* **TASK DESCRIPTION**
Go through the entries one line at a time, and gather every line that has the word "мощности".
>> Begin LISTED ENTRIES
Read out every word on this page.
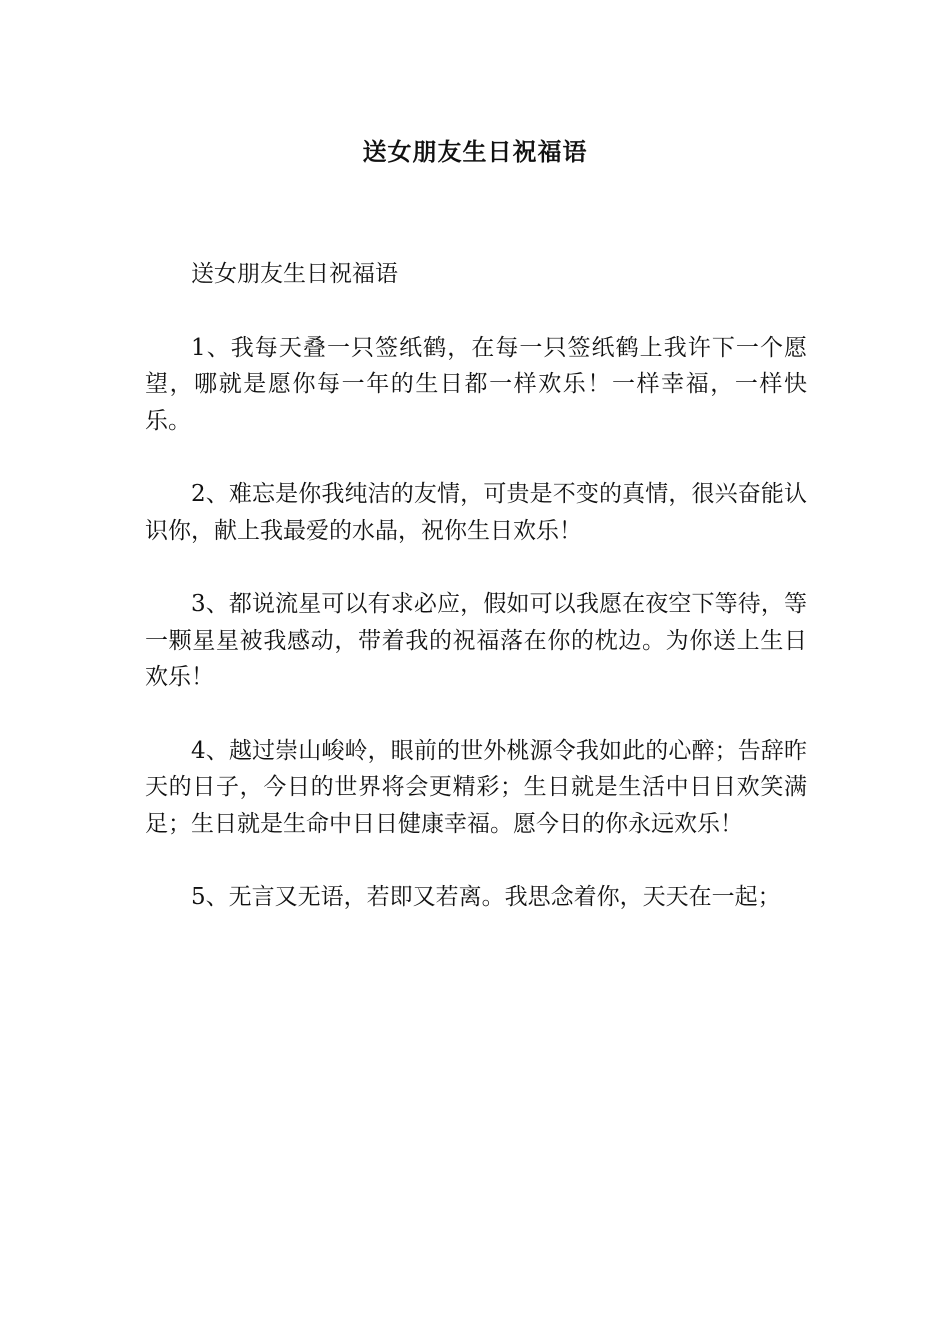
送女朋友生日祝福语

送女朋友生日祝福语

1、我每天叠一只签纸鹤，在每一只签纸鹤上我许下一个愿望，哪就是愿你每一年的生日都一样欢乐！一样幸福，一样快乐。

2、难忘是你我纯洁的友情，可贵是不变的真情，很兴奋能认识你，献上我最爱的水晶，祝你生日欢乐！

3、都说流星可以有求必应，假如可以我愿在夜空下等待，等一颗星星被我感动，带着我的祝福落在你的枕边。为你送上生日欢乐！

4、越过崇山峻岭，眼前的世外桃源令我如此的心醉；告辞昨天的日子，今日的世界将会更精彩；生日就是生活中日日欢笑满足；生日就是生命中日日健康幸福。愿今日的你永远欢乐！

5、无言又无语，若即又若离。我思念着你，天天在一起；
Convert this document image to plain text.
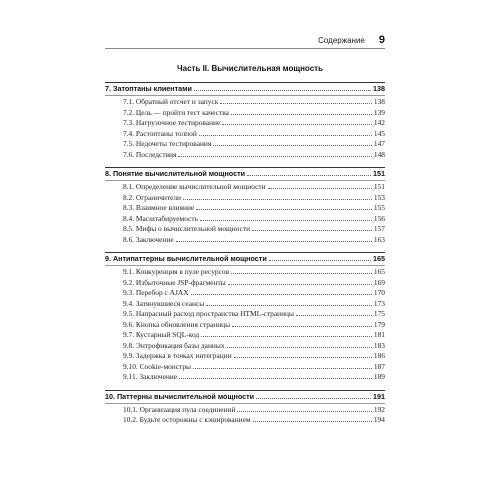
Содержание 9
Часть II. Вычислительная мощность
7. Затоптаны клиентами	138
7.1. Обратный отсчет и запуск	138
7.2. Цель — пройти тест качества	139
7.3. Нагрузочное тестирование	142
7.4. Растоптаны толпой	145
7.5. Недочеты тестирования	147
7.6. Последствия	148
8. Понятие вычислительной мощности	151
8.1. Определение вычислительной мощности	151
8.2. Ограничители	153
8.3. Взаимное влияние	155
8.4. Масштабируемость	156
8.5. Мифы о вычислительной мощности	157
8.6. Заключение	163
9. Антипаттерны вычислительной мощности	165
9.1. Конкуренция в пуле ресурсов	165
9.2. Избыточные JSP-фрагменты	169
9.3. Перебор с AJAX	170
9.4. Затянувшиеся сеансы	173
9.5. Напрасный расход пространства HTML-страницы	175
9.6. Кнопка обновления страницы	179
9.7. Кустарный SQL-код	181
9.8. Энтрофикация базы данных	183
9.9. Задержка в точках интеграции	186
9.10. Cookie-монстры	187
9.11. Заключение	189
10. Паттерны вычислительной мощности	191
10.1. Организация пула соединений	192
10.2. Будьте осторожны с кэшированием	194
>> End LISTED ENTRIES
>> Begin LISTED ENTRIES
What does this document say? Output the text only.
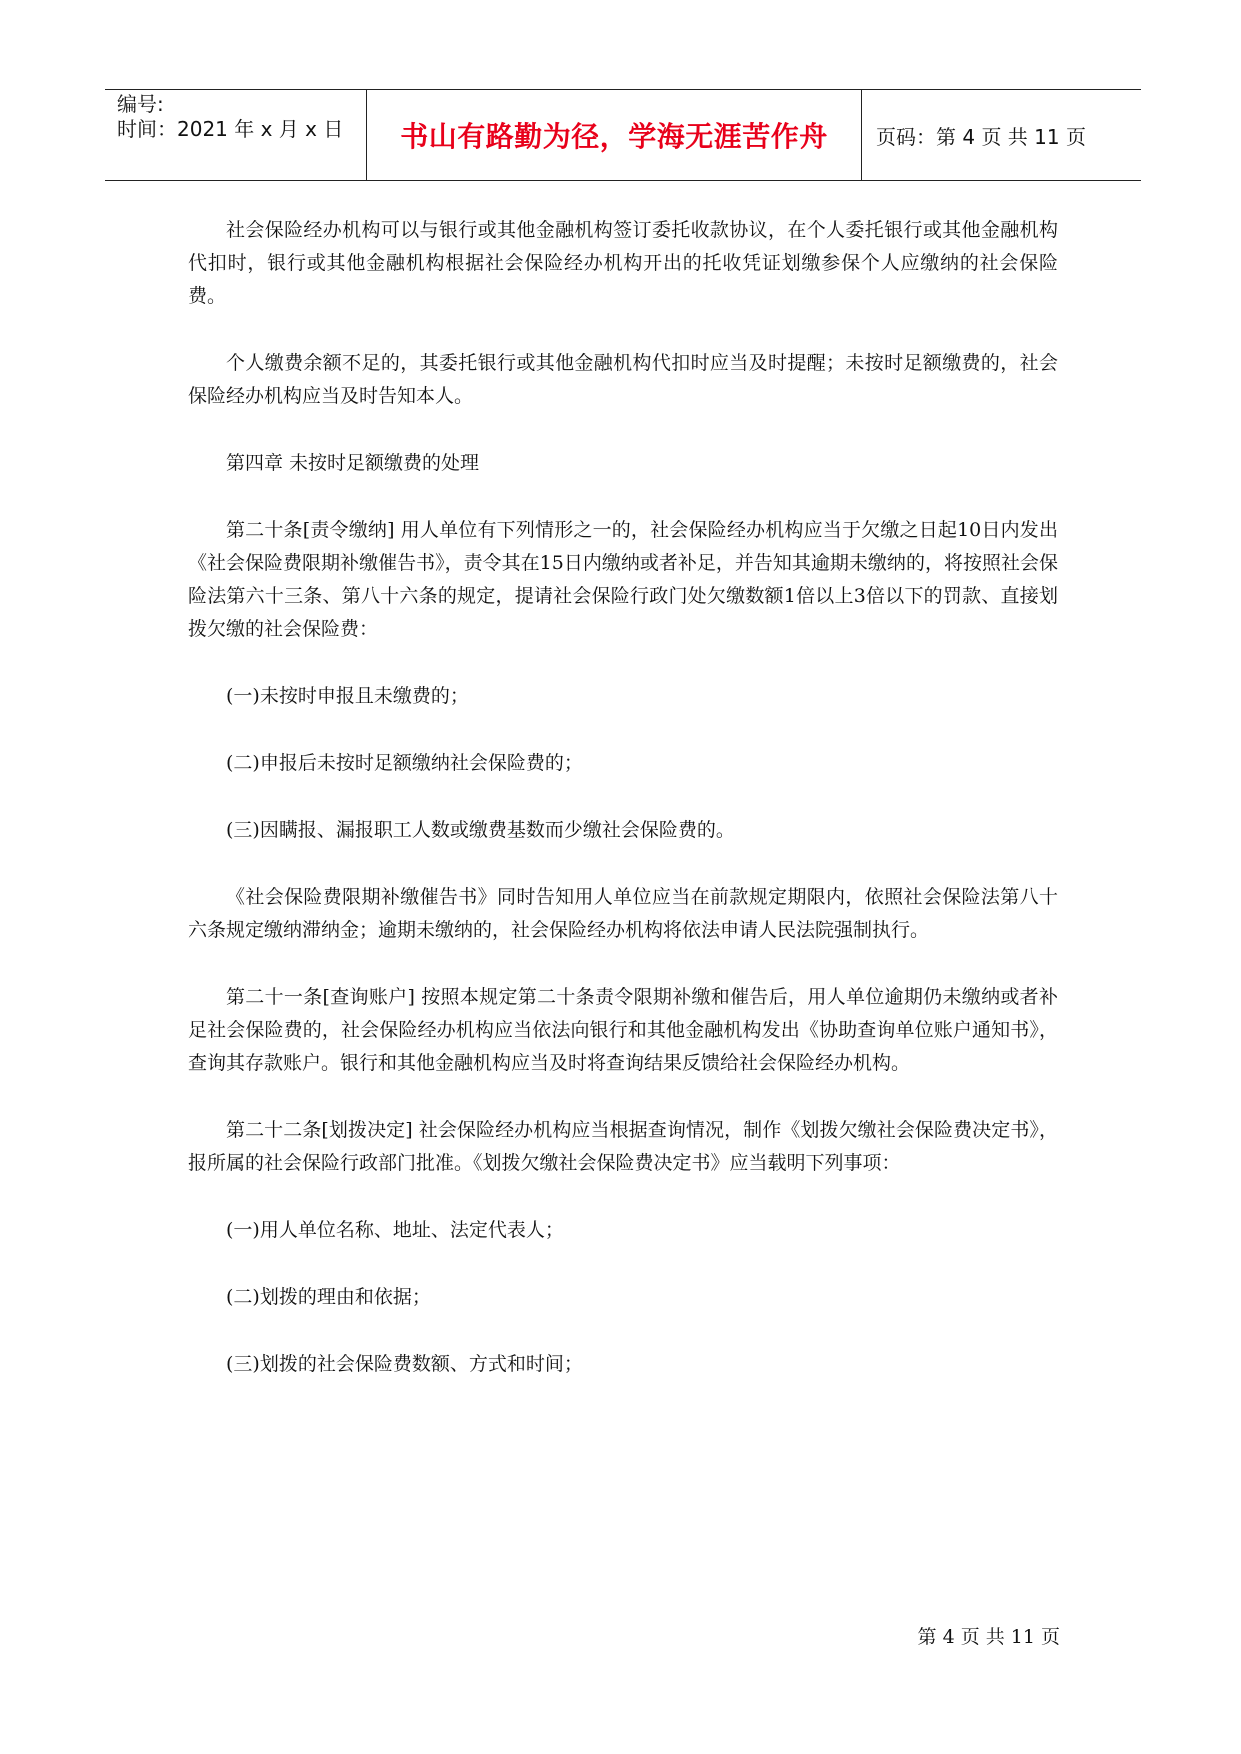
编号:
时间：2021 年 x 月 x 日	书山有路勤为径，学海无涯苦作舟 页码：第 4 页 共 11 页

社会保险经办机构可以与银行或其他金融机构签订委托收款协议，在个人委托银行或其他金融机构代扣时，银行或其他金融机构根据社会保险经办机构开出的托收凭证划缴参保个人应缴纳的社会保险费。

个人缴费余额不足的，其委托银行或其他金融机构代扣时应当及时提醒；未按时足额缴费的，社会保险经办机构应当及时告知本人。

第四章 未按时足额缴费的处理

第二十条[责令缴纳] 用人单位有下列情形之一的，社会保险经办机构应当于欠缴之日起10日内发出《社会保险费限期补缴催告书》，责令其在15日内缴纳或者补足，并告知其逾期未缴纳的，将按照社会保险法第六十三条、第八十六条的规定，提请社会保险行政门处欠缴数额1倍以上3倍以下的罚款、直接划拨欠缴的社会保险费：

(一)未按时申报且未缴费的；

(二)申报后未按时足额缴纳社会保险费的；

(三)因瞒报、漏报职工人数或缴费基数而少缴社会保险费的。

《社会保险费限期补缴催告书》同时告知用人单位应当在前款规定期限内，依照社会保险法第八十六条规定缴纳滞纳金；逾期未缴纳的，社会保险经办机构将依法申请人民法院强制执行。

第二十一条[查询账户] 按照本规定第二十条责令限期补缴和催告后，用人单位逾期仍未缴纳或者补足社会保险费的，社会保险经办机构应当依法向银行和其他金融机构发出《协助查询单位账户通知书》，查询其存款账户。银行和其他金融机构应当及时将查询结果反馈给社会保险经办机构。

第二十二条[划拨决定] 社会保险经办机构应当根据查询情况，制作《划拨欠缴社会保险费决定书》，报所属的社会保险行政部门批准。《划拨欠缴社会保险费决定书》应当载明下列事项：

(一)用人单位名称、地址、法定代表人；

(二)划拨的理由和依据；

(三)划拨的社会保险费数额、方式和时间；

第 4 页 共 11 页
>> End LISTED ENTRIES
>> Begin LISTED ENTRIES
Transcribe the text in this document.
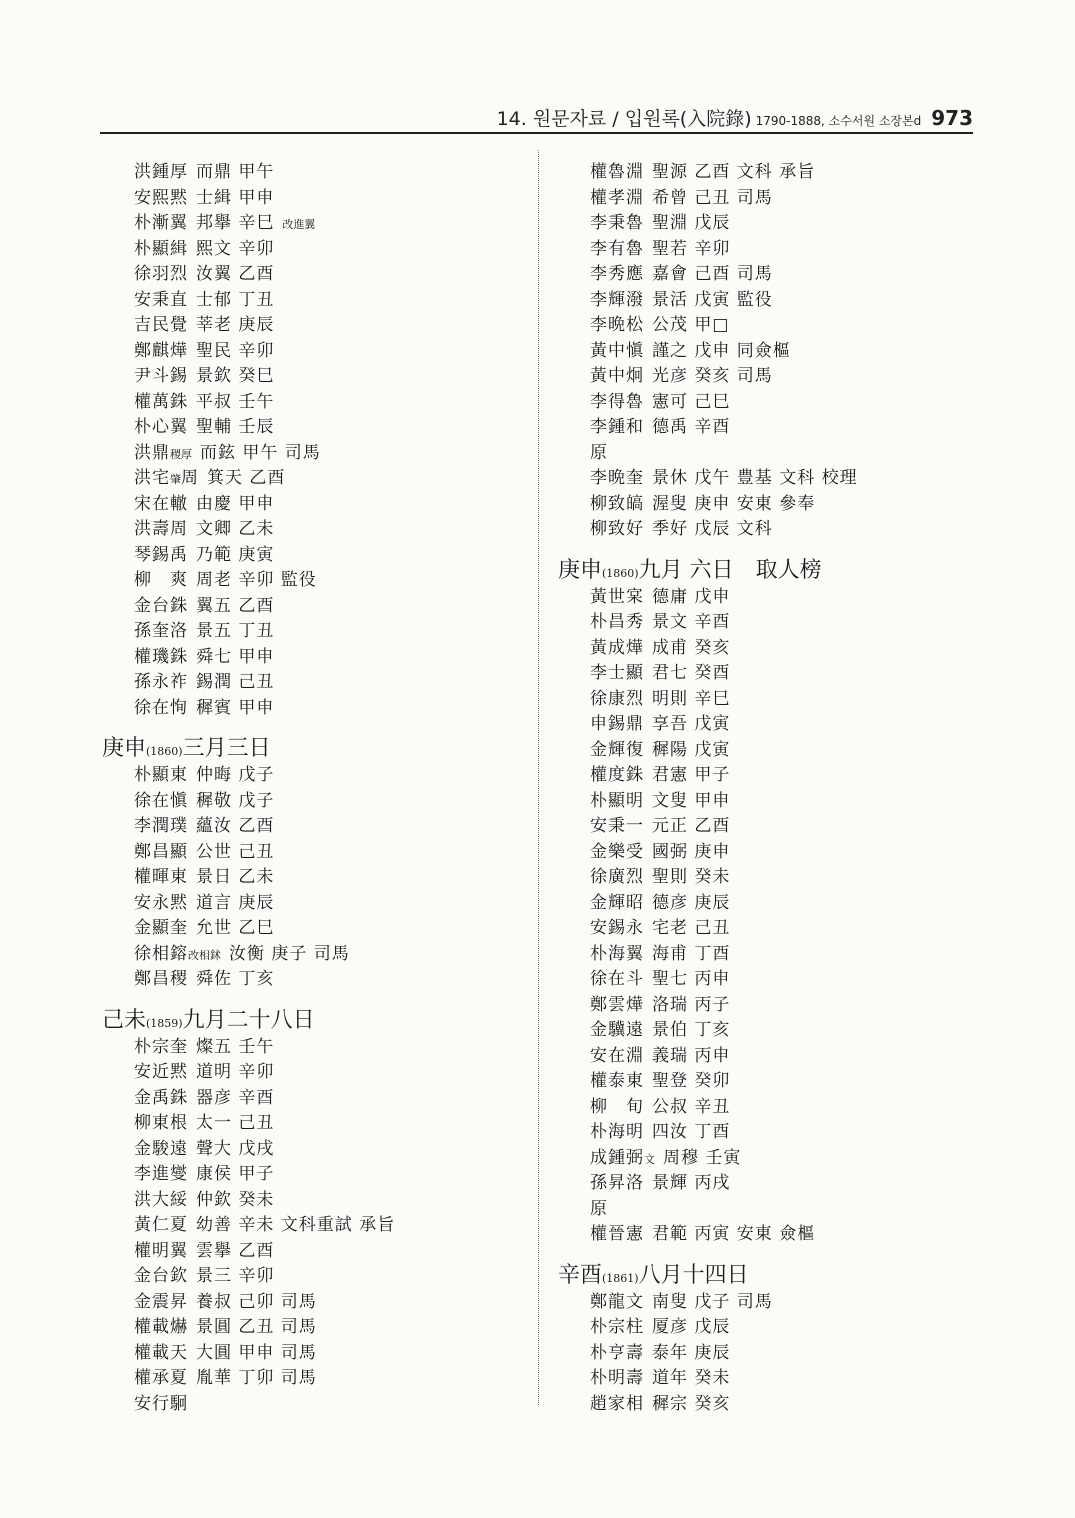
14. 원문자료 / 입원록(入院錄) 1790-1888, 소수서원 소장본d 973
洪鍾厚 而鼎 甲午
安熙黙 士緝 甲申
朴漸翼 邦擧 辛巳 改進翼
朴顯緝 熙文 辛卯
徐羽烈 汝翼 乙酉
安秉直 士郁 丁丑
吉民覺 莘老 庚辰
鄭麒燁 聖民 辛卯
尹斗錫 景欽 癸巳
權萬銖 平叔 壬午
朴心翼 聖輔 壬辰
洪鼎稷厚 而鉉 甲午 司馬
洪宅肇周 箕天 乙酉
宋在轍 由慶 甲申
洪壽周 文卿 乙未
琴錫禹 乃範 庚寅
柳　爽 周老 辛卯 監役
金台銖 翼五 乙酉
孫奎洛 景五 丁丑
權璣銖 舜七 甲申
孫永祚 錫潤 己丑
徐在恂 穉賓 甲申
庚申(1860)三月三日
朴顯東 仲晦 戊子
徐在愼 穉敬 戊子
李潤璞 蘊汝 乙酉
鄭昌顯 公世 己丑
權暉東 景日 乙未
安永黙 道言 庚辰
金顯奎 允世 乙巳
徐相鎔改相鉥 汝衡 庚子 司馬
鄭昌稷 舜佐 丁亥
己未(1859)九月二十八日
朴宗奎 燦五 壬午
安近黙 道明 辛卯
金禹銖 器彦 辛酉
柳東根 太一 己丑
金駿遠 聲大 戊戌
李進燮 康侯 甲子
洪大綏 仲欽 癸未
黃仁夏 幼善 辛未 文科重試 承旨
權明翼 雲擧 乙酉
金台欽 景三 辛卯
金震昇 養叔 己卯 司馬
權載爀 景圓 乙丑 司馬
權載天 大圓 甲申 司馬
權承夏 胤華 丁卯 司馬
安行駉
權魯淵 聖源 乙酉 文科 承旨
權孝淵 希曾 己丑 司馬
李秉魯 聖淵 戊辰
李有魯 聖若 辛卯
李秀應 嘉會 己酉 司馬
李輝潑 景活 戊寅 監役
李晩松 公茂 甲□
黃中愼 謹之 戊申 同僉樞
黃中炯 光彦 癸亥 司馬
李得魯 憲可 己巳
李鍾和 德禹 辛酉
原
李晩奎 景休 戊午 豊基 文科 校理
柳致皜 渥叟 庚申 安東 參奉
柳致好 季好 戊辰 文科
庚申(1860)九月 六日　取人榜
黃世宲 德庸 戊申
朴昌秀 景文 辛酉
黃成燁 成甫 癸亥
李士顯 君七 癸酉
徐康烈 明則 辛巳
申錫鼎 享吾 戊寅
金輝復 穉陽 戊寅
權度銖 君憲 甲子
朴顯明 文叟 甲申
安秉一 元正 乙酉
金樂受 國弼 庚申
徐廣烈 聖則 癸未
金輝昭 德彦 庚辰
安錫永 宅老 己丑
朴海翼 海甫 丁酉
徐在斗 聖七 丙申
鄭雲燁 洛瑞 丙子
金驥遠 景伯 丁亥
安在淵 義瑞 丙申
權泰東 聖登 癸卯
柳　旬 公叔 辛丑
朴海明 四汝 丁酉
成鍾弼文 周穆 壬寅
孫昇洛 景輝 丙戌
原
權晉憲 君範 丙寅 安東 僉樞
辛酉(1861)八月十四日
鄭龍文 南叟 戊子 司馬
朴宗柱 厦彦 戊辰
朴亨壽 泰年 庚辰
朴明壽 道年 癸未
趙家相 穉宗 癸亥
>> End LISTED ENTRIES
* **PROBLEM SOLUTION**
8. Понятие вычислительной мощности	151
8.1. Определение вычислительной мощности	151
8.5. Мифы о вычислительной мощности	157
9. Антипаттерны вычислительной мощности	165
10. Паттерны вычислительной мощности	191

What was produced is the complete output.